What is required:
Please copy every one of the rows below line for line, with no changes to any character.

Data for this exercise:
** start **
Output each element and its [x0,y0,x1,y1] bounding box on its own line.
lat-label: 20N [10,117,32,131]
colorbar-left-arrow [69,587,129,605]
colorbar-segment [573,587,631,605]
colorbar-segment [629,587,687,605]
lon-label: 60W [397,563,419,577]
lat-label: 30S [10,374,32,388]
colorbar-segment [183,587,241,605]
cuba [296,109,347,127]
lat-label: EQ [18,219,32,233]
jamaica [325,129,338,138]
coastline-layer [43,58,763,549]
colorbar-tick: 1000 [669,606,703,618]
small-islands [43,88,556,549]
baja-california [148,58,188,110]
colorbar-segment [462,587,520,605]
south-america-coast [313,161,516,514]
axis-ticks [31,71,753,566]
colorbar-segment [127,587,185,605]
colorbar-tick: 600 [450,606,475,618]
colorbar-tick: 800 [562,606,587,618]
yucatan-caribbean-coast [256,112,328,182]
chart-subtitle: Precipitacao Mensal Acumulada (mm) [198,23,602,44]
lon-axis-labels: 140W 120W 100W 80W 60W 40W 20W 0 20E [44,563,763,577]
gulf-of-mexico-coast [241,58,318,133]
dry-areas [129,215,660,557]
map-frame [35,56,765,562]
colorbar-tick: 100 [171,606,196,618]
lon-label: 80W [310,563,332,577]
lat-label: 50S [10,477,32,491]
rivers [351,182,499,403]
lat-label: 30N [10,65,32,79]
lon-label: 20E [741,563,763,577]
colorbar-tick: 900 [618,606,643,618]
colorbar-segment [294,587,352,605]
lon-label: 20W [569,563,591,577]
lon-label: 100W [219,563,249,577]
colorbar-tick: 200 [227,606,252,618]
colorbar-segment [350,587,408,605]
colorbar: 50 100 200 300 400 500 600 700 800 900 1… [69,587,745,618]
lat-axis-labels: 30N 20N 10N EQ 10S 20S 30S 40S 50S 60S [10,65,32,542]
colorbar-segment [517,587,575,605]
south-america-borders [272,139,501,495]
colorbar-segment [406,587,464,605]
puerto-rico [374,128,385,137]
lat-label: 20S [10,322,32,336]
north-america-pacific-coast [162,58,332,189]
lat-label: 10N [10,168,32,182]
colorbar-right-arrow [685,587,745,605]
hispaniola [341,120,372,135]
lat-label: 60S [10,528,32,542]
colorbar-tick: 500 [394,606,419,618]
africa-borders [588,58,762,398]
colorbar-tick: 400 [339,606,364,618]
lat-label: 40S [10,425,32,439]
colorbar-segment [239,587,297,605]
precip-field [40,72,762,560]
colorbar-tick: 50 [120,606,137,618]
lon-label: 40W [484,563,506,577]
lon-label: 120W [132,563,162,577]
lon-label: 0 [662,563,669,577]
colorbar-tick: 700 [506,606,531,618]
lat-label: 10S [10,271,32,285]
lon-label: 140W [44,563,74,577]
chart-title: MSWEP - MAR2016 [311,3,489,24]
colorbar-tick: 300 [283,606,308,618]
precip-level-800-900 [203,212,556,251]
** end **
Full solution:
Output each element and its [x0,y0,x1,y1] bounding box on its own line.
lat-label: 20N [10,117,32,131]
colorbar-left-arrow [69,587,129,605]
colorbar-segment [573,587,631,605]
colorbar-segment [629,587,687,605]
lon-label: 60W [397,563,419,577]
lat-label: 30S [10,374,32,388]
colorbar-segment [183,587,241,605]
cuba [296,109,347,127]
lat-label: EQ [18,219,32,233]
jamaica [325,129,338,138]
coastline-layer [43,58,763,549]
colorbar-tick: 1000 [669,606,703,618]
small-islands [43,88,556,549]
baja-california [148,58,188,110]
colorbar-segment [462,587,520,605]
south-america-coast [313,161,516,514]
axis-ticks [31,71,753,566]
colorbar-segment [127,587,185,605]
colorbar-tick: 600 [450,606,475,618]
colorbar-tick: 800 [562,606,587,618]
yucatan-caribbean-coast [256,112,328,182]
chart-subtitle: Precipitacao Mensal Acumulada (mm) [198,23,602,44]
lon-axis-labels: 140W 120W 100W 80W 60W 40W 20W 0 20E [44,563,763,577]
gulf-of-mexico-coast [241,58,318,133]
dry-areas [129,215,660,557]
map-frame [35,56,765,562]
colorbar-tick: 100 [171,606,196,618]
lon-label: 80W [310,563,332,577]
lat-label: 50S [10,477,32,491]
rivers [351,182,499,403]
lat-label: 30N [10,65,32,79]
lon-label: 20E [741,563,763,577]
colorbar-tick: 900 [618,606,643,618]
colorbar-segment [294,587,352,605]
lon-label: 20W [569,563,591,577]
lon-label: 100W [219,563,249,577]
colorbar-tick: 200 [227,606,252,618]
colorbar-segment [350,587,408,605]
colorbar: 50 100 200 300 400 500 600 700 800 900 1… [69,587,745,618]
lat-axis-labels: 30N 20N 10N EQ 10S 20S 30S 40S 50S 60S [10,65,32,542]
colorbar-segment [517,587,575,605]
south-america-borders [272,139,501,495]
colorbar-segment [406,587,464,605]
puerto-rico [374,128,385,137]
lat-label: 20S [10,322,32,336]
north-america-pacific-coast [162,58,332,189]
lat-label: 10N [10,168,32,182]
colorbar-right-arrow [685,587,745,605]
hispaniola [341,120,372,135]
lat-label: 60S [10,528,32,542]
colorbar-tick: 500 [394,606,419,618]
africa-borders [588,58,762,398]
colorbar-tick: 400 [339,606,364,618]
lat-label: 40S [10,425,32,439]
colorbar-segment [239,587,297,605]
precip-field [40,72,762,560]
colorbar-tick: 50 [120,606,137,618]
lon-label: 40W [484,563,506,577]
lon-label: 120W [132,563,162,577]
lon-label: 0 [662,563,669,577]
colorbar-tick: 700 [506,606,531,618]
lat-label: 10S [10,271,32,285]
lon-label: 140W [44,563,74,577]
chart-title: MSWEP - MAR2016 [311,3,489,24]
colorbar-tick: 300 [283,606,308,618]
precip-level-800-900 [203,212,556,251]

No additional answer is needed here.